### COMPLETE THE FOLLOWING
A. In the passage on Rule 12(b)(6) dismissal, what must a pleading that states a claim for relief contain under Rule 8(a)?
B. Please duplicate the passage on Rule 12(b)(6) dismissal, starting with "Federal Rule of Civil Procedure 12(b)(6)" and going on through "(9th Cir. 1990).".

Federal Rule of Civil Procedure 12(b)(6) permits dismissal for "failure to state a claim upon which relief can be granted." Fed. R. Civ. P. 12(b)(6). Federal Rule of Civil Procedure 8(a) provides: "A pleading that states a claim for relief must contain . . . a short and plain statement of the claim showing that the pleader is entitled to relief." Fed. R. Civ. P. 8(a)(2). Dismissal under Rule 12(b)(6) is appropriate where the complaint lacks a cognizable legal theory or sufficient facts to support a cognizable legal theory. See Balistreri v. Pacifica Police Dep't, 901 F.2d 696, 699 (9th Cir. 1990).

### DATA SHOWN

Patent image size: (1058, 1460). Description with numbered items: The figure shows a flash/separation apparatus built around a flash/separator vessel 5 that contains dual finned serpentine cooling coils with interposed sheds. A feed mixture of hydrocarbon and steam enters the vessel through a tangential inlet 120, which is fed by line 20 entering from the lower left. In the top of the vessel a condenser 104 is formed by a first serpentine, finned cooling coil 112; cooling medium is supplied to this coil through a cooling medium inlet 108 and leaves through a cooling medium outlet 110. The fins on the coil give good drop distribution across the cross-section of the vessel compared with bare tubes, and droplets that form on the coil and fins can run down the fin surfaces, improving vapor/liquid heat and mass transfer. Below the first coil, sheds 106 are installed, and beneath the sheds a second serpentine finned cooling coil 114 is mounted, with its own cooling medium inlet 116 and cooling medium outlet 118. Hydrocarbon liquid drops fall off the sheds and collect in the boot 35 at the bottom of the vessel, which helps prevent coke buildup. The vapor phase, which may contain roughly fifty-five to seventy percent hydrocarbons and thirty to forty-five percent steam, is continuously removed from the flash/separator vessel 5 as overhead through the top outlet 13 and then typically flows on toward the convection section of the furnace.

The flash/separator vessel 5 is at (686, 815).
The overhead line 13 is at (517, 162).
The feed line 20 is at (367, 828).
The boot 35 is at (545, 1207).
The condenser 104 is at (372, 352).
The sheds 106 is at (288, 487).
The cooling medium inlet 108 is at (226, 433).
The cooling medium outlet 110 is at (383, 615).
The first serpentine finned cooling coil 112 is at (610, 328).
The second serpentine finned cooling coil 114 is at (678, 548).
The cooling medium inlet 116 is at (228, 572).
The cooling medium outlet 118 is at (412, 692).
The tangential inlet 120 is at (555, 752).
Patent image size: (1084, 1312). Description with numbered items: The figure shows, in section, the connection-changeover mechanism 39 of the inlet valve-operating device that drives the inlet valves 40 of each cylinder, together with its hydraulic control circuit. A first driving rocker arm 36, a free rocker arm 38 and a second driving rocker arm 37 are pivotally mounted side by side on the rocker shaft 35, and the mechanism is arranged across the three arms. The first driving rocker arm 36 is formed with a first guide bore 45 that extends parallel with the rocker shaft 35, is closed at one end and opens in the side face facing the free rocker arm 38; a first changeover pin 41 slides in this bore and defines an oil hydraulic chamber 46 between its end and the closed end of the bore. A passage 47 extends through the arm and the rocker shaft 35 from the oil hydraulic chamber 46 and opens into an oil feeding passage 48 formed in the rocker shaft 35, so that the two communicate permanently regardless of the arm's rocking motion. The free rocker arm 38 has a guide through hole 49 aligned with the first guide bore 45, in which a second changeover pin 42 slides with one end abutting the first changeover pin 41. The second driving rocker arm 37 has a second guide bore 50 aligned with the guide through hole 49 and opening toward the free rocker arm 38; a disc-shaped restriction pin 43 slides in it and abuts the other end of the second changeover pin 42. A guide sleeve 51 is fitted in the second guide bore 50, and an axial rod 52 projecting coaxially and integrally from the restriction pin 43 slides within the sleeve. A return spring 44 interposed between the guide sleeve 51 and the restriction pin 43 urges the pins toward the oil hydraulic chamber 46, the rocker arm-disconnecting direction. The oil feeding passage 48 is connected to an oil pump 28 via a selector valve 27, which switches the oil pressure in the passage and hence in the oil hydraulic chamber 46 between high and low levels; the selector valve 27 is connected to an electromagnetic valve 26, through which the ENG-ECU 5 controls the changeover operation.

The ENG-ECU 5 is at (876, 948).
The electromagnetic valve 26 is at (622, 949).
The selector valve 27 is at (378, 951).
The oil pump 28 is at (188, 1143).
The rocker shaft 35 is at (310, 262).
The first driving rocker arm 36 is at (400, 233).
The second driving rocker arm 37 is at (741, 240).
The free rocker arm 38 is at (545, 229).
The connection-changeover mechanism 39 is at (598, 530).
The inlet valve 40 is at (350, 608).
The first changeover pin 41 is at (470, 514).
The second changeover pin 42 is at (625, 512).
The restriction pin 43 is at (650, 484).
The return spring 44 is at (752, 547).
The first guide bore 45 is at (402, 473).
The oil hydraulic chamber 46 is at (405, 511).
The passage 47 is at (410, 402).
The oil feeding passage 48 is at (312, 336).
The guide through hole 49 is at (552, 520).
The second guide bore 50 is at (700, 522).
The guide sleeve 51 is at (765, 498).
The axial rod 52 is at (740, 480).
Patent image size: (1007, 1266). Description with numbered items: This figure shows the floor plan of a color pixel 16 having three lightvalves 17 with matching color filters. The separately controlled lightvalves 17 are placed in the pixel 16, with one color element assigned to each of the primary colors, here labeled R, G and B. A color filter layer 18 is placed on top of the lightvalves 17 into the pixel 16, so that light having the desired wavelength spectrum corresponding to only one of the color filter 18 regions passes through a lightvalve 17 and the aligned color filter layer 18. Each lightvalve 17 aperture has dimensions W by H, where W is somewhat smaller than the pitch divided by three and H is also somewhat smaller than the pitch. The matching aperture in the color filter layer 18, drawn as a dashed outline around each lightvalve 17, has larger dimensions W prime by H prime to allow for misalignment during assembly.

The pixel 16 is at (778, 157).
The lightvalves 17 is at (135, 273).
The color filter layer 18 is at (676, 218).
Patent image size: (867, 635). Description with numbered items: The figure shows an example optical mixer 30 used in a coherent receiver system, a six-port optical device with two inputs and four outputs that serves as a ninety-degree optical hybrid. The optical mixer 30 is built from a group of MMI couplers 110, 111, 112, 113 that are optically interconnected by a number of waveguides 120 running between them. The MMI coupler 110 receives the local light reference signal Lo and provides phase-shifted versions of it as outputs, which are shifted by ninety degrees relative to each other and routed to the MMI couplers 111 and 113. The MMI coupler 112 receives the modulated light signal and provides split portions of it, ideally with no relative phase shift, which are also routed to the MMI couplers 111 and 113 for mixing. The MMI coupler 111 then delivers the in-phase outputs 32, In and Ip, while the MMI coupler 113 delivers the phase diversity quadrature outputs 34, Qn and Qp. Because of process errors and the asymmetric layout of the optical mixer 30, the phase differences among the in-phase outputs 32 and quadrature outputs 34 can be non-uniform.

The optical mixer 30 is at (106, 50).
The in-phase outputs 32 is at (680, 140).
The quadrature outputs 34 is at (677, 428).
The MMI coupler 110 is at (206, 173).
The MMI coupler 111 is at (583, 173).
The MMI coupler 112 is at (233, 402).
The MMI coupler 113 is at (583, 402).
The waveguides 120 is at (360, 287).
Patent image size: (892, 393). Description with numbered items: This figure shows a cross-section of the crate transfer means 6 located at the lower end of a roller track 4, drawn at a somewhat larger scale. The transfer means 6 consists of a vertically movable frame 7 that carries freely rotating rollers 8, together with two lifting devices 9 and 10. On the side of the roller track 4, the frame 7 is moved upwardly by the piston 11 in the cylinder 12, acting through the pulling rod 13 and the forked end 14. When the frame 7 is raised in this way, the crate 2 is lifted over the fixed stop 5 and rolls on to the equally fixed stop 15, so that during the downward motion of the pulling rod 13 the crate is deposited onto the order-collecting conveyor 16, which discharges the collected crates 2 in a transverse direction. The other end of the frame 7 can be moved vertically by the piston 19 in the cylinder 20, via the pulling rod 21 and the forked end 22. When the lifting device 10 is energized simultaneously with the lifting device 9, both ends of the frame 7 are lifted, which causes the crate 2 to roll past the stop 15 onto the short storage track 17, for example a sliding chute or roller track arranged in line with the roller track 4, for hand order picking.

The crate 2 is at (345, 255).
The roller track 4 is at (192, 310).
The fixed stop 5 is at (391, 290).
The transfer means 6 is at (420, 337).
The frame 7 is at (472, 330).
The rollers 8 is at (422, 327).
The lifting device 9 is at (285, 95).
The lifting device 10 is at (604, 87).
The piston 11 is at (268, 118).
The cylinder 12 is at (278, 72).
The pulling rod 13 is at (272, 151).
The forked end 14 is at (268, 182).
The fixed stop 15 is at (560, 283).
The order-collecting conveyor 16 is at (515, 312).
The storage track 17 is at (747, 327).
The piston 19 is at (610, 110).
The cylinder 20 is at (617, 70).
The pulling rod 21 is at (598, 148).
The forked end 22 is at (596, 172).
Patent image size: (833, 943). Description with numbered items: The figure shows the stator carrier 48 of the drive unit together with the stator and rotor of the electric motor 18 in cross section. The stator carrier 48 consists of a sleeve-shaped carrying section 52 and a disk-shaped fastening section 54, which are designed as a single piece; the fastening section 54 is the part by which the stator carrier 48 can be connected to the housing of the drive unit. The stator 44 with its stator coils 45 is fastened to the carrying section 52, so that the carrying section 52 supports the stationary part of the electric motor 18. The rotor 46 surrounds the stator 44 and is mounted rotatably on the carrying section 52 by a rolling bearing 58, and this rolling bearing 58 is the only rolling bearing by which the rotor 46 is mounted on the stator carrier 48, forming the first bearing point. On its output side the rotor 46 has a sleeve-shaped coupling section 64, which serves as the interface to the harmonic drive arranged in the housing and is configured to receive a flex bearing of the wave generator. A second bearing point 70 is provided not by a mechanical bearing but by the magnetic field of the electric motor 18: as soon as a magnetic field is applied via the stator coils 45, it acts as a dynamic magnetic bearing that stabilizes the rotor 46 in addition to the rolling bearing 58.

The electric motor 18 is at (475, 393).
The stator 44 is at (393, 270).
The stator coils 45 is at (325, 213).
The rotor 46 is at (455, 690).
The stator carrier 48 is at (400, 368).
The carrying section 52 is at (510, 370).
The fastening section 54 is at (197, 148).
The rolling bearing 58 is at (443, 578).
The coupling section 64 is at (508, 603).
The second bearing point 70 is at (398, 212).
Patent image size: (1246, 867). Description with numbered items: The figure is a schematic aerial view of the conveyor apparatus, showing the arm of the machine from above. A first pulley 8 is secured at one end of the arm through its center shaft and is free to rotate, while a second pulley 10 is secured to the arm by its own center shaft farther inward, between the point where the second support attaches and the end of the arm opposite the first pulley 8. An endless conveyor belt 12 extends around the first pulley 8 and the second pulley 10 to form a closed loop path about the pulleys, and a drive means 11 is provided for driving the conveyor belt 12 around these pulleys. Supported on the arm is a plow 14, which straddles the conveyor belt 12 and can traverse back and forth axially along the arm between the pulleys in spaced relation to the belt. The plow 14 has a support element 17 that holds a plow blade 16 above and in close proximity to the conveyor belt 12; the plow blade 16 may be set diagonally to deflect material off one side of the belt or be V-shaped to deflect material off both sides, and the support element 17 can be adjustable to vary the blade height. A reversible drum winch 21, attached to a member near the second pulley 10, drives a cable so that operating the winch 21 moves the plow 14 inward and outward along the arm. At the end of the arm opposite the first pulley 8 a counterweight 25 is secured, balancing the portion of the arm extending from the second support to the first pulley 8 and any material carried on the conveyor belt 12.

### RESPONSES BY TASK
A. A short and plain statement of the claim showing that the pleader is entitled to relief.

B.
Federal Rule of Civil Procedure 12(b)(6) permits dismissal for "failure to state a claim upon which relief can be granted." Fed. R. Civ. P. 12(b)(6). Federal Rule of Civil Procedure 8(a) provides: "A pleading that states a claim for relief must contain . . . a short and plain statement of the claim showing that the pleader is entitled to relief." Fed. R. Civ. P. 8(a)(2). Dismissal under Rule 12(b)(6) is appropriate where the complaint lacks a cognizable legal theory or sufficient facts to support a cognizable legal theory. See Balistreri v. Pacifica Police Dep't, 901 F.2d 696, 699 (9th Cir. 1990).